**WHAT YOU NEED TO DO**
Single out the lines that include the word "content". Copy them.

[Begin]

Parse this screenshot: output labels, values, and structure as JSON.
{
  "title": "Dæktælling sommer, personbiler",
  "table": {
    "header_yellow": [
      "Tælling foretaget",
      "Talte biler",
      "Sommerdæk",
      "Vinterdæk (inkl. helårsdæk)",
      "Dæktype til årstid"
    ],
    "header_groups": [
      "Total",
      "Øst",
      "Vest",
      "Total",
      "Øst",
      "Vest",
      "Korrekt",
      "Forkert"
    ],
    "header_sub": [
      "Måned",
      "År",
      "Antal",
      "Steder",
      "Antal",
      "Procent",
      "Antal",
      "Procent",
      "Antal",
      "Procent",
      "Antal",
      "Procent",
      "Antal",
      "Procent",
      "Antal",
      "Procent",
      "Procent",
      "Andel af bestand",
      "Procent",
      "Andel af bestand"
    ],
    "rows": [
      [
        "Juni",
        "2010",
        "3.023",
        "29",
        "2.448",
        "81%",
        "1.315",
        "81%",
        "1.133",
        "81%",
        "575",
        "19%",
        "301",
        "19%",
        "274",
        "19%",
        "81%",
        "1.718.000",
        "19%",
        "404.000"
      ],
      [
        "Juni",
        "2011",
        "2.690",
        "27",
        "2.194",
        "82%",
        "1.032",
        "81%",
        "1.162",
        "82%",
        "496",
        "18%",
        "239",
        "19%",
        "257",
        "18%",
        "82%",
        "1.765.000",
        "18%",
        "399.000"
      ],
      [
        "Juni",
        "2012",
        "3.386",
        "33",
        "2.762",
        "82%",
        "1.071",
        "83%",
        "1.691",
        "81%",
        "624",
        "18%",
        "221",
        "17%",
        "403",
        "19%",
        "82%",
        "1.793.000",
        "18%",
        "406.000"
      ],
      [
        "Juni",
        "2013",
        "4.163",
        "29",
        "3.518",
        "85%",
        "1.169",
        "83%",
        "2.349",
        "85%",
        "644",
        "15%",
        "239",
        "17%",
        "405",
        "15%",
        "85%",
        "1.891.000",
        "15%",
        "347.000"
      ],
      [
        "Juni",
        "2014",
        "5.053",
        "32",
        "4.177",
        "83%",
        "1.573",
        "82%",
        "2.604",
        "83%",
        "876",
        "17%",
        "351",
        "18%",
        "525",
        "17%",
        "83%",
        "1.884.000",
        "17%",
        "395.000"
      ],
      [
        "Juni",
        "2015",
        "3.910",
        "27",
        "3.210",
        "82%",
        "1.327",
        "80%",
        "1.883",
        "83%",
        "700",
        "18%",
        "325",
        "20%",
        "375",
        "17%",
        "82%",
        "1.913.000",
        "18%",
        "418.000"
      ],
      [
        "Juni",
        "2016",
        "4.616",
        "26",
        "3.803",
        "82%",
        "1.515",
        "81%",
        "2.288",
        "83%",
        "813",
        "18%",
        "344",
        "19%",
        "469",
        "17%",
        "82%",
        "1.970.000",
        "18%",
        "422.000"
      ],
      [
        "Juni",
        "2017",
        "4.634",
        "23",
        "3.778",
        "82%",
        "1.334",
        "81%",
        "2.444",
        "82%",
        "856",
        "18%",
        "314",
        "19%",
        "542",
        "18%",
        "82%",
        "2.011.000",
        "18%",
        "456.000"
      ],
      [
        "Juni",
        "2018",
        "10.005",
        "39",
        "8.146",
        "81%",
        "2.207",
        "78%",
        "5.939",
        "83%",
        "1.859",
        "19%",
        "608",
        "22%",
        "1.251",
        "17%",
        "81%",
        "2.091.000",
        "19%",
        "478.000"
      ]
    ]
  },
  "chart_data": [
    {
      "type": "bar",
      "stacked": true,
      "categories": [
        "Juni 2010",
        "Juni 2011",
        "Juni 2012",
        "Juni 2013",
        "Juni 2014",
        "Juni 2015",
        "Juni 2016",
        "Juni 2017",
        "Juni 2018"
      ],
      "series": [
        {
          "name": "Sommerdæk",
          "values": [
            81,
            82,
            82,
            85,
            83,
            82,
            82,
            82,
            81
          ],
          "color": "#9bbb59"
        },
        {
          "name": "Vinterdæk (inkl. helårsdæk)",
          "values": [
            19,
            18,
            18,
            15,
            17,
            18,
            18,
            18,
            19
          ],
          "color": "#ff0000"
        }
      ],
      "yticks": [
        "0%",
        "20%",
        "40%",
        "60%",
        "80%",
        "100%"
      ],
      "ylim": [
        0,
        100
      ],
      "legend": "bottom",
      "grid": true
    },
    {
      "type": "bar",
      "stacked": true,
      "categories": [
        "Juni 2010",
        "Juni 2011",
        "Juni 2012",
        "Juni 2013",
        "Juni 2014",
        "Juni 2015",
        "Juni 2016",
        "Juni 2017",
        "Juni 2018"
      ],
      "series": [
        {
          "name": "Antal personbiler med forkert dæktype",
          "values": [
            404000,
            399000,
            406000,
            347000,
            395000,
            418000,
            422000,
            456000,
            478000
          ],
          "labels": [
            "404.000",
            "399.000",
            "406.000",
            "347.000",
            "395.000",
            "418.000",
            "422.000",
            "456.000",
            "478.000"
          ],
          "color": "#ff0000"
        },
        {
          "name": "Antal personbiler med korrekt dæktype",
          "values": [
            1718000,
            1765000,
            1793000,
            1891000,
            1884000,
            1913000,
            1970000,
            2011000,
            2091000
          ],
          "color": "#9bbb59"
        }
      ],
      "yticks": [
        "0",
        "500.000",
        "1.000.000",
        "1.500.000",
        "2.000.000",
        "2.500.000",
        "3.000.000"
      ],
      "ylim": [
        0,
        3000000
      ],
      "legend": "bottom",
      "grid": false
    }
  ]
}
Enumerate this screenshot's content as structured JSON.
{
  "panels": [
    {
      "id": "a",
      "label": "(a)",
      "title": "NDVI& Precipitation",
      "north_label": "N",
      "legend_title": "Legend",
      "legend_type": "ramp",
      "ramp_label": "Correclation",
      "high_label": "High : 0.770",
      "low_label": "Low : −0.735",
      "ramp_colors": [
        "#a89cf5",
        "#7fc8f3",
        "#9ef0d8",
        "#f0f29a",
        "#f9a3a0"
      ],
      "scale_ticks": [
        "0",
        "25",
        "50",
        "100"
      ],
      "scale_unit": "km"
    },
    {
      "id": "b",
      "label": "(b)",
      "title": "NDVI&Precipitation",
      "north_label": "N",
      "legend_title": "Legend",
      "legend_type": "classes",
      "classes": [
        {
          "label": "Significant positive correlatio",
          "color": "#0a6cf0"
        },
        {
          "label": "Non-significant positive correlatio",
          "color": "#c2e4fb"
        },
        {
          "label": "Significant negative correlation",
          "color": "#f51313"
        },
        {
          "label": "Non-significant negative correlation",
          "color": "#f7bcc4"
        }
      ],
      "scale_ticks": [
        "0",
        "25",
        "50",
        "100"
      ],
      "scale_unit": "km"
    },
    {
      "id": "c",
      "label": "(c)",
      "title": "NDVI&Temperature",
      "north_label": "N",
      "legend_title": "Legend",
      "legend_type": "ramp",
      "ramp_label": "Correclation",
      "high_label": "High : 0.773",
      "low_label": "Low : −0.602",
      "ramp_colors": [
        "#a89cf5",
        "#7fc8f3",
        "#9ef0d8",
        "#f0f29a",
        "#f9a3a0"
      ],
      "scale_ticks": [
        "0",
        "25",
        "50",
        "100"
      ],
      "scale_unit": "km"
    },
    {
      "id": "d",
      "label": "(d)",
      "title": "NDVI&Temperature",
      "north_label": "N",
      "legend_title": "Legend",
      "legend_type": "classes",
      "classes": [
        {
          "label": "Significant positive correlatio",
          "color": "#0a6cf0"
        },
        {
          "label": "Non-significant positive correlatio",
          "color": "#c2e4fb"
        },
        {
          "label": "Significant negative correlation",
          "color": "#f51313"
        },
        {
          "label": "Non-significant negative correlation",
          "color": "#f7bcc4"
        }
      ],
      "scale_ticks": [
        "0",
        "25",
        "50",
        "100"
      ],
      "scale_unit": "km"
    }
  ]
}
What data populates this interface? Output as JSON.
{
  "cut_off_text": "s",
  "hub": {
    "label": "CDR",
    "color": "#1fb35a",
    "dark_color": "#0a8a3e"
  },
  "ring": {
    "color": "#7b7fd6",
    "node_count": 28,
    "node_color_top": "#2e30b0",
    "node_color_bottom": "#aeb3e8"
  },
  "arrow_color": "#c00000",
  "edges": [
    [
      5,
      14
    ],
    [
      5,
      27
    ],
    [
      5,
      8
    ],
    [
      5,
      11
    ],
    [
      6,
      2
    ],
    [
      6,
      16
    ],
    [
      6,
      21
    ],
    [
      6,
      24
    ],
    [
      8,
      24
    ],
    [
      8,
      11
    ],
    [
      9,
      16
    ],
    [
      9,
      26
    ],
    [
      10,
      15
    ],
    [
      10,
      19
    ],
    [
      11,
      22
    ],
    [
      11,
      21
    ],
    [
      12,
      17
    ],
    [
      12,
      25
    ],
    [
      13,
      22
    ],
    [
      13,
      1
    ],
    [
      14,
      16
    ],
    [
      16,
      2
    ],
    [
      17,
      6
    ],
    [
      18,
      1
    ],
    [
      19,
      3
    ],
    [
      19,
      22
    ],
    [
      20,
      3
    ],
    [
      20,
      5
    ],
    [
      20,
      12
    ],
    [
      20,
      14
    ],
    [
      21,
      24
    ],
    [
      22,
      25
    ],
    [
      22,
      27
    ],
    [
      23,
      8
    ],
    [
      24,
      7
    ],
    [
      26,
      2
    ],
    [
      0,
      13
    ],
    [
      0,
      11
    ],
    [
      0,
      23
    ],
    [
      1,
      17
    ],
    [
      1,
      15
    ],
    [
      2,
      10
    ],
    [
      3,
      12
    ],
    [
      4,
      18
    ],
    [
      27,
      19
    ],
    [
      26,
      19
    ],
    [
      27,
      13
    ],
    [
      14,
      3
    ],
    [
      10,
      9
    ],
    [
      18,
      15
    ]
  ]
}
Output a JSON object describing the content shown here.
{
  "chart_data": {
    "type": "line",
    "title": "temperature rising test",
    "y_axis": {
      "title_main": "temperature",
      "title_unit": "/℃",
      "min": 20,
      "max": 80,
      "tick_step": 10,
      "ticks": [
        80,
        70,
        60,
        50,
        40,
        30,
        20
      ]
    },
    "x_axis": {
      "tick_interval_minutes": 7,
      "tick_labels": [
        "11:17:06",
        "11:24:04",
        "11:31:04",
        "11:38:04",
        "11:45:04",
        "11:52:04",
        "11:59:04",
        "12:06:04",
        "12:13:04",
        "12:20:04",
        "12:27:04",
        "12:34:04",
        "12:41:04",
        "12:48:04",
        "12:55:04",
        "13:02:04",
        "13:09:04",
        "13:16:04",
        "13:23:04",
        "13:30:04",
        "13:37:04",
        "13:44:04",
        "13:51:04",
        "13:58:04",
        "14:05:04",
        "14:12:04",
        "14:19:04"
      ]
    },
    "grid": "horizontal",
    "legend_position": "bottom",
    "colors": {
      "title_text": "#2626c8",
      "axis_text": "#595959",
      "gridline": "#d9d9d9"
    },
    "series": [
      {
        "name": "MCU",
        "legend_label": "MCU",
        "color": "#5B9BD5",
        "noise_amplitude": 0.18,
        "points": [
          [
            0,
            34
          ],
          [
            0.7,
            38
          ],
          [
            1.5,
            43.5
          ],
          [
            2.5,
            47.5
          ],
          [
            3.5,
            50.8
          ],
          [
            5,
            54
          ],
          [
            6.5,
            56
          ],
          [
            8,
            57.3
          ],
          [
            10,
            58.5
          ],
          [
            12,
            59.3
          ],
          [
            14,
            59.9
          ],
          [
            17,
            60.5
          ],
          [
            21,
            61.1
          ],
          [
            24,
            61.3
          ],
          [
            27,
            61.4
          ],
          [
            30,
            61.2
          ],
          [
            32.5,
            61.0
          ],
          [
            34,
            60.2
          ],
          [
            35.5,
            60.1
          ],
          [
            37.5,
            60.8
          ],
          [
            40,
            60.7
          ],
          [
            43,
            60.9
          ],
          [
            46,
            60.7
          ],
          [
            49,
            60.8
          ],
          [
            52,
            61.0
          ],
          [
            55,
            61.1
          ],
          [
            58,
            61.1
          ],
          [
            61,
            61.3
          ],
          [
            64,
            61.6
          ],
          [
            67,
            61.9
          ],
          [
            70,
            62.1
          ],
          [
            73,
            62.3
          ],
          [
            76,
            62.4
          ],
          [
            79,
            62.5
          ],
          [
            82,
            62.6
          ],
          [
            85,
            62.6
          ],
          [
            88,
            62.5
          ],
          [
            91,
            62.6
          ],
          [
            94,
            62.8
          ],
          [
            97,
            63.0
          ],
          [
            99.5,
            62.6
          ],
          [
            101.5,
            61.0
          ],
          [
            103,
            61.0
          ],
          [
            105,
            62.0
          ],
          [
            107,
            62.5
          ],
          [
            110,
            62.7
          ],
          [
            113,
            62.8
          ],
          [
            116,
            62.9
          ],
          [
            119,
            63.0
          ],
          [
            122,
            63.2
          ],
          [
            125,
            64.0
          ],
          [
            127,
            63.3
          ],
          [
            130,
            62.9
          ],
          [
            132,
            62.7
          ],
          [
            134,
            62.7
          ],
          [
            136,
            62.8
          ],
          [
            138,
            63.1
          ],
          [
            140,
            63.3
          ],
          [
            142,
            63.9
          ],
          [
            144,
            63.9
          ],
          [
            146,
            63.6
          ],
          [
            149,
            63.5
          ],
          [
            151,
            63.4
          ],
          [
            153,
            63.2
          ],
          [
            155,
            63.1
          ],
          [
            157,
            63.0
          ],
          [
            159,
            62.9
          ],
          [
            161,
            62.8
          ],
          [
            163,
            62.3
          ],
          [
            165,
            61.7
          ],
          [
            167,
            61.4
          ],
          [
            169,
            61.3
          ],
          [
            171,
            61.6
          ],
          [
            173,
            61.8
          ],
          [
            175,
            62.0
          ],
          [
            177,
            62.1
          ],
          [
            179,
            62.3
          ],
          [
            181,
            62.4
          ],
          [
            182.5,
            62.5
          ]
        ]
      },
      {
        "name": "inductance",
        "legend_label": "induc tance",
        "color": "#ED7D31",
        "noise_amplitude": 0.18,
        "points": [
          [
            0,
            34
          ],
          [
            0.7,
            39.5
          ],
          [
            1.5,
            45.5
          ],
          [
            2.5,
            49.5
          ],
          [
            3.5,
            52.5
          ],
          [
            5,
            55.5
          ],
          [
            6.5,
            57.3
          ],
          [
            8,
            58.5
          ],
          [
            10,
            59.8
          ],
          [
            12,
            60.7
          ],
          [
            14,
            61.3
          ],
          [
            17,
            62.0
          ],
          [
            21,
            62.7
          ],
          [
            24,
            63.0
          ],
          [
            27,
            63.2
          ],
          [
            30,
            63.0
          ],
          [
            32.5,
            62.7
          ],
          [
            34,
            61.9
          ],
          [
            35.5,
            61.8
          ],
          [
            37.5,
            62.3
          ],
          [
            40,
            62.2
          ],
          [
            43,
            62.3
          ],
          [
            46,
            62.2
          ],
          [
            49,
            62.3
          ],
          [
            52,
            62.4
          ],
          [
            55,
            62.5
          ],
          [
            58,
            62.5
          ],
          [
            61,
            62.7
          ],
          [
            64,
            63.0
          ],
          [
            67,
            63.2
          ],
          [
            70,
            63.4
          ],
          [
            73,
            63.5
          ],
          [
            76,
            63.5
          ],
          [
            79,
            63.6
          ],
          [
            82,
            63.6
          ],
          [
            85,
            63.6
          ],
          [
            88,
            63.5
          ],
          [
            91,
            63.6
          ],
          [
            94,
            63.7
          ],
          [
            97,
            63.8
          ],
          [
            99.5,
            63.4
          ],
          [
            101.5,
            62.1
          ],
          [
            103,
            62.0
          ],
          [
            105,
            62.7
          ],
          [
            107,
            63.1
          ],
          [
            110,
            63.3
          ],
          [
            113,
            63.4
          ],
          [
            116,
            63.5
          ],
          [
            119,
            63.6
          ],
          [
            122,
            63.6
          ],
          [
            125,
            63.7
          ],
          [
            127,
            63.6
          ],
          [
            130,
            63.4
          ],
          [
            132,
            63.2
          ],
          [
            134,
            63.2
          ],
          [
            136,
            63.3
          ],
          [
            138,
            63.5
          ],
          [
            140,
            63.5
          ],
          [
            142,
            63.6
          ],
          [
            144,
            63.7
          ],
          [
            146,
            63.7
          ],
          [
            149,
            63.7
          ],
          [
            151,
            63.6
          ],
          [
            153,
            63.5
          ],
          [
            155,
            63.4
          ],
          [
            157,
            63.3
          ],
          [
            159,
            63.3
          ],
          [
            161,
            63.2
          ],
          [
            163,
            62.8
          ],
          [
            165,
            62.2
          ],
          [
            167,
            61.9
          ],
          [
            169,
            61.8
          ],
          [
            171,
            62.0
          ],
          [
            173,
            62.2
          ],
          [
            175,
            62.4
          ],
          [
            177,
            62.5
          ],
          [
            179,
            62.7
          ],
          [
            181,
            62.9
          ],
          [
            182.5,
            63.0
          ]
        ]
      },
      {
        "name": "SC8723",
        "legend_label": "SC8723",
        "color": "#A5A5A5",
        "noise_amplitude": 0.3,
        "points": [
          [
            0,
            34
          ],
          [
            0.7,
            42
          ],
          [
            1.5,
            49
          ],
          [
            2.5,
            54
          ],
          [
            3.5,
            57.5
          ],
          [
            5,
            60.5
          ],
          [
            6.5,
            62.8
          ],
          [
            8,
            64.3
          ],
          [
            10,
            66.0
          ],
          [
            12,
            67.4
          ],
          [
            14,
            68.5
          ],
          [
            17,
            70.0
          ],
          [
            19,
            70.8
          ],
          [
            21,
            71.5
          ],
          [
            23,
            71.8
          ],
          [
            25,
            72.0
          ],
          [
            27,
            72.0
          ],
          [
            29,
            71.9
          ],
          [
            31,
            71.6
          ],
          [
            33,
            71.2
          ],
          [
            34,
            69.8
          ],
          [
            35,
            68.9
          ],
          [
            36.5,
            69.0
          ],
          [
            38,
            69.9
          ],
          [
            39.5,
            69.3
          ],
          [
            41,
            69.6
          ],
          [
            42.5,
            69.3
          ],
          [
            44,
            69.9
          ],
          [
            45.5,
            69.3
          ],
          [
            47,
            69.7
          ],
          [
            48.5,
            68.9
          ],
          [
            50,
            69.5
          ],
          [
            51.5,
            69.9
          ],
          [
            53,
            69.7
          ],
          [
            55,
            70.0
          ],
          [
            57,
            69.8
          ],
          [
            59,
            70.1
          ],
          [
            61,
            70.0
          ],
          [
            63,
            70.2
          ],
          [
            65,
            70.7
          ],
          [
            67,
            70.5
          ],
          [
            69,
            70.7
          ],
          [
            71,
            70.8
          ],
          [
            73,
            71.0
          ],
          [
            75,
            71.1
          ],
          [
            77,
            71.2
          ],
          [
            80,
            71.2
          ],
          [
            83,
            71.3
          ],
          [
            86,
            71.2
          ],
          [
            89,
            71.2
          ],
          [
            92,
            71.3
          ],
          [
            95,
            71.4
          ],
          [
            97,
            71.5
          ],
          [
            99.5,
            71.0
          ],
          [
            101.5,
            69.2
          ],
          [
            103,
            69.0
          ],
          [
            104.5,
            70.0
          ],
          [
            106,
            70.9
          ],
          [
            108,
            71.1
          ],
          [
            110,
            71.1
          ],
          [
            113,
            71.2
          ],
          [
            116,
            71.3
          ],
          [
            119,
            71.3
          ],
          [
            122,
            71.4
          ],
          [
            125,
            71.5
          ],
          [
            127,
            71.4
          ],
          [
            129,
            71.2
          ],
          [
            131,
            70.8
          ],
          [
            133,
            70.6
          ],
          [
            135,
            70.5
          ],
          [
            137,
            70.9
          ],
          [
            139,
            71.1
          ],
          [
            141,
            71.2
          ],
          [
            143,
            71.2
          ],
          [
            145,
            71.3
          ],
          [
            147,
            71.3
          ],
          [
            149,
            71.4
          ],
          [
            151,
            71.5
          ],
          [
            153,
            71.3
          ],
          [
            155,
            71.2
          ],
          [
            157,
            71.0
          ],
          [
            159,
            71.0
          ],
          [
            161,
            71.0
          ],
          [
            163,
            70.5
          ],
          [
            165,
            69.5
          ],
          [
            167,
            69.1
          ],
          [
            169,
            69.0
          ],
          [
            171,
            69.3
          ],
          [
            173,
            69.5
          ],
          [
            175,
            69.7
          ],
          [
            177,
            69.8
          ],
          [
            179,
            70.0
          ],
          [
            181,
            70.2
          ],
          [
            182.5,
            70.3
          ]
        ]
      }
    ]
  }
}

[End]

**RESPONSE TO THIS EXERCISE**
Enumerate this screenshot's content as structured JSON.
Output a JSON object describing the content shown here.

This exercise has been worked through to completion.